• **Exercise directions**
Repeat the whole listing below, word for word.

╔══

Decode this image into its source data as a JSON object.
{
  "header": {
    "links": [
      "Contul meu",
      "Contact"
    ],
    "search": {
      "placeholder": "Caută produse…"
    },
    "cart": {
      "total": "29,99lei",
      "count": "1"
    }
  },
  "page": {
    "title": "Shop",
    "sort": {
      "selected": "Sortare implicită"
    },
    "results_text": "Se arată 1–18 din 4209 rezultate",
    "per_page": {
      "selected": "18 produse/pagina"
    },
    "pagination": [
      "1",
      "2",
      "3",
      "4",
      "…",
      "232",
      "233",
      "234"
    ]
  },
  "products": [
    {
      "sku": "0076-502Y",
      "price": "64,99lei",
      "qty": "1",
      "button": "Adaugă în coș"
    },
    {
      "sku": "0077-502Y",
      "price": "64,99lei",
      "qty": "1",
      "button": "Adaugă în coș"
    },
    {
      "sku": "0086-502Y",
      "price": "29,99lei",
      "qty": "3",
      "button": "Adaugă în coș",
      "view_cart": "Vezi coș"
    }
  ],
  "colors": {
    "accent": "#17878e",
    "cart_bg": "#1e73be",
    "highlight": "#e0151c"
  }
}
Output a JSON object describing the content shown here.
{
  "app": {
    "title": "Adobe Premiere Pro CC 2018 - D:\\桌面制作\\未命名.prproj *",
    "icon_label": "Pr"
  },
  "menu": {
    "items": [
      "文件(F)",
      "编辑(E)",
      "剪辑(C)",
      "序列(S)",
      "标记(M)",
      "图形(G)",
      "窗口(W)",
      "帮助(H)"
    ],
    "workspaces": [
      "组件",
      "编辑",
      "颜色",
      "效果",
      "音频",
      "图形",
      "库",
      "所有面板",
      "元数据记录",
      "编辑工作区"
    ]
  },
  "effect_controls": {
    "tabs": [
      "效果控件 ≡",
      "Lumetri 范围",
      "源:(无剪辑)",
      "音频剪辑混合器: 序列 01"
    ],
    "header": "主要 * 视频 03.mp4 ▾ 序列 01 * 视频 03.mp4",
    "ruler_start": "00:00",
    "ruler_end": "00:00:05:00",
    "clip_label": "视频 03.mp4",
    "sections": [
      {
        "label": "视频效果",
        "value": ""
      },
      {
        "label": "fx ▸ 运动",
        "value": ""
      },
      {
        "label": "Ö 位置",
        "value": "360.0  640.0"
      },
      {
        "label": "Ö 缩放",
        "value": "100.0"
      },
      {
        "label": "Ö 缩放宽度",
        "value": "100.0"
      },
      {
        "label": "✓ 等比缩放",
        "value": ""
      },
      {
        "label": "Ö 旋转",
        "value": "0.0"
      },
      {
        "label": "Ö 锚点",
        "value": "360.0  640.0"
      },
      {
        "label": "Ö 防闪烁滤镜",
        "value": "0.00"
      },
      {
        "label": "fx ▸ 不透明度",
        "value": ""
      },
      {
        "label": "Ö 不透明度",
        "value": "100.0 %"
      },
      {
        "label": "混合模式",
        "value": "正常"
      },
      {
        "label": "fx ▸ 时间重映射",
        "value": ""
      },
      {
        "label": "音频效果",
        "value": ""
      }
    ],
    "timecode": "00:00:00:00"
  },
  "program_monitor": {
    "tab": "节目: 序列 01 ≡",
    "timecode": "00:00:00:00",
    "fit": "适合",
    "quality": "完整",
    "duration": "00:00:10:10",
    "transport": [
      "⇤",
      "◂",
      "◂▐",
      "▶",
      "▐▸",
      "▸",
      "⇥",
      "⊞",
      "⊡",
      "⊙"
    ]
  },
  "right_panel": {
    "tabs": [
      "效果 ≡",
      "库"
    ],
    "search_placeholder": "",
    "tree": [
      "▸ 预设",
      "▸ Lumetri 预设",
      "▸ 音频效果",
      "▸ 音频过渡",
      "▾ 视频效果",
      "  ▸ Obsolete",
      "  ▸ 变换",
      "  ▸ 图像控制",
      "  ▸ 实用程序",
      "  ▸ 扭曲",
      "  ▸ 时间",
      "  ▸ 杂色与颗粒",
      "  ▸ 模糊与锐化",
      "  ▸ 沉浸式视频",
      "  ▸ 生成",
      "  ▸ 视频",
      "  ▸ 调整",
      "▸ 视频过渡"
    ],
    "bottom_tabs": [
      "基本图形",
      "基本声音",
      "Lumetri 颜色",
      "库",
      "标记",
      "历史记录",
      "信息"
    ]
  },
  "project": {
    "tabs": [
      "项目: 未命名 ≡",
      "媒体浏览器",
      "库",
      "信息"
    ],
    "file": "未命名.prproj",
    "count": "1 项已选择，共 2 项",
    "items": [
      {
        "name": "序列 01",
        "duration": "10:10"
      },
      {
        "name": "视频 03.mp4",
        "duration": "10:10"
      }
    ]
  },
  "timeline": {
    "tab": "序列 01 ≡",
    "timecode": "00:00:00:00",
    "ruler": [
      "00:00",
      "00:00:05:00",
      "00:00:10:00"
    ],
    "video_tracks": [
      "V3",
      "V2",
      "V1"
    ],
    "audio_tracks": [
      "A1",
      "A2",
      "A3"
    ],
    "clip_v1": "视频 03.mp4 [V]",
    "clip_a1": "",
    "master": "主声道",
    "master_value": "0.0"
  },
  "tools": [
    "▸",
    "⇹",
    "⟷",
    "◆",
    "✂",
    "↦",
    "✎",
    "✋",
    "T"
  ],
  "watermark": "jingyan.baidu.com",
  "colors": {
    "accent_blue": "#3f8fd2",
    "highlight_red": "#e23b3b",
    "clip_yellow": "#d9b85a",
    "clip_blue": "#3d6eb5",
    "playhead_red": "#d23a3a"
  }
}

╚══

• **Output below**
Decode this image into its source data as a JSON object.
{
  "header": {
    "links": [
      "Contul meu",
      "Contact"
    ],
    "search": {
      "placeholder": "Caută produse…"
    },
    "cart": {
      "total": "29,99lei",
      "count": "1"
    }
  },
  "page": {
    "title": "Shop",
    "sort": {
      "selected": "Sortare implicită"
    },
    "results_text": "Se arată 1–18 din 4209 rezultate",
    "per_page": {
      "selected": "18 produse/pagina"
    },
    "pagination": [
      "1",
      "2",
      "3",
      "4",
      "…",
      "232",
      "233",
      "234"
    ]
  },
  "products": [
    {
      "sku": "0076-502Y",
      "price": "64,99lei",
      "qty": "1",
      "button": "Adaugă în coș"
    },
    {
      "sku": "0077-502Y",
      "price": "64,99lei",
      "qty": "1",
      "button": "Adaugă în coș"
    },
    {
      "sku": "0086-502Y",
      "price": "29,99lei",
      "qty": "3",
      "button": "Adaugă în coș",
      "view_cart": "Vezi coș"
    }
  ],
  "colors": {
    "accent": "#17878e",
    "cart_bg": "#1e73be",
    "highlight": "#e0151c"
  }
}
Output a JSON object describing the content shown here.
{
  "app": {
    "title": "Adobe Premiere Pro CC 2018 - D:\\桌面制作\\未命名.prproj *",
    "icon_label": "Pr"
  },
  "menu": {
    "items": [
      "文件(F)",
      "编辑(E)",
      "剪辑(C)",
      "序列(S)",
      "标记(M)",
      "图形(G)",
      "窗口(W)",
      "帮助(H)"
    ],
    "workspaces": [
      "组件",
      "编辑",
      "颜色",
      "效果",
      "音频",
      "图形",
      "库",
      "所有面板",
      "元数据记录",
      "编辑工作区"
    ]
  },
  "effect_controls": {
    "tabs": [
      "效果控件 ≡",
      "Lumetri 范围",
      "源:(无剪辑)",
      "音频剪辑混合器: 序列 01"
    ],
    "header": "主要 * 视频 03.mp4 ▾ 序列 01 * 视频 03.mp4",
    "ruler_start": "00:00",
    "ruler_end": "00:00:05:00",
    "clip_label": "视频 03.mp4",
    "sections": [
      {
        "label": "视频效果",
        "value": ""
      },
      {
        "label": "fx ▸ 运动",
        "value": ""
      },
      {
        "label": "Ö 位置",
        "value": "360.0  640.0"
      },
      {
        "label": "Ö 缩放",
        "value": "100.0"
      },
      {
        "label": "Ö 缩放宽度",
        "value": "100.0"
      },
      {
        "label": "✓ 等比缩放",
        "value": ""
      },
      {
        "label": "Ö 旋转",
        "value": "0.0"
      },
      {
        "label": "Ö 锚点",
        "value": "360.0  640.0"
      },
      {
        "label": "Ö 防闪烁滤镜",
        "value": "0.00"
      },
      {
        "label": "fx ▸ 不透明度",
        "value": ""
      },
      {
        "label": "Ö 不透明度",
        "value": "100.0 %"
      },
      {
        "label": "混合模式",
        "value": "正常"
      },
      {
        "label": "fx ▸ 时间重映射",
        "value": ""
      },
      {
        "label": "音频效果",
        "value": ""
      }
    ],
    "timecode": "00:00:00:00"
  },
  "program_monitor": {
    "tab": "节目: 序列 01 ≡",
    "timecode": "00:00:00:00",
    "fit": "适合",
    "quality": "完整",
    "duration": "00:00:10:10",
    "transport": [
      "⇤",
      "◂",
      "◂▐",
      "▶",
      "▐▸",
      "▸",
      "⇥",
      "⊞",
      "⊡",
      "⊙"
    ]
  },
  "right_panel": {
    "tabs": [
      "效果 ≡",
      "库"
    ],
    "search_placeholder": "",
    "tree": [
      "▸ 预设",
      "▸ Lumetri 预设",
      "▸ 音频效果",
      "▸ 音频过渡",
      "▾ 视频效果",
      "  ▸ Obsolete",
      "  ▸ 变换",
      "  ▸ 图像控制",
      "  ▸ 实用程序",
      "  ▸ 扭曲",
      "  ▸ 时间",
      "  ▸ 杂色与颗粒",
      "  ▸ 模糊与锐化",
      "  ▸ 沉浸式视频",
      "  ▸ 生成",
      "  ▸ 视频",
      "  ▸ 调整",
      "▸ 视频过渡"
    ],
    "bottom_tabs": [
      "基本图形",
      "基本声音",
      "Lumetri 颜色",
      "库",
      "标记",
      "历史记录",
      "信息"
    ]
  },
  "project": {
    "tabs": [
      "项目: 未命名 ≡",
      "媒体浏览器",
      "库",
      "信息"
    ],
    "file": "未命名.prproj",
    "count": "1 项已选择，共 2 项",
    "items": [
      {
        "name": "序列 01",
        "duration": "10:10"
      },
      {
        "name": "视频 03.mp4",
        "duration": "10:10"
      }
    ]
  },
  "timeline": {
    "tab": "序列 01 ≡",
    "timecode": "00:00:00:00",
    "ruler": [
      "00:00",
      "00:00:05:00",
      "00:00:10:00"
    ],
    "video_tracks": [
      "V3",
      "V2",
      "V1"
    ],
    "audio_tracks": [
      "A1",
      "A2",
      "A3"
    ],
    "clip_v1": "视频 03.mp4 [V]",
    "clip_a1": "",
    "master": "主声道",
    "master_value": "0.0"
  },
  "tools": [
    "▸",
    "⇹",
    "⟷",
    "◆",
    "✂",
    "↦",
    "✎",
    "✋",
    "T"
  ],
  "watermark": "jingyan.baidu.com",
  "colors": {
    "accent_blue": "#3f8fd2",
    "highlight_red": "#e23b3b",
    "clip_yellow": "#d9b85a",
    "clip_blue": "#3d6eb5",
    "playhead_red": "#d23a3a"
  }
}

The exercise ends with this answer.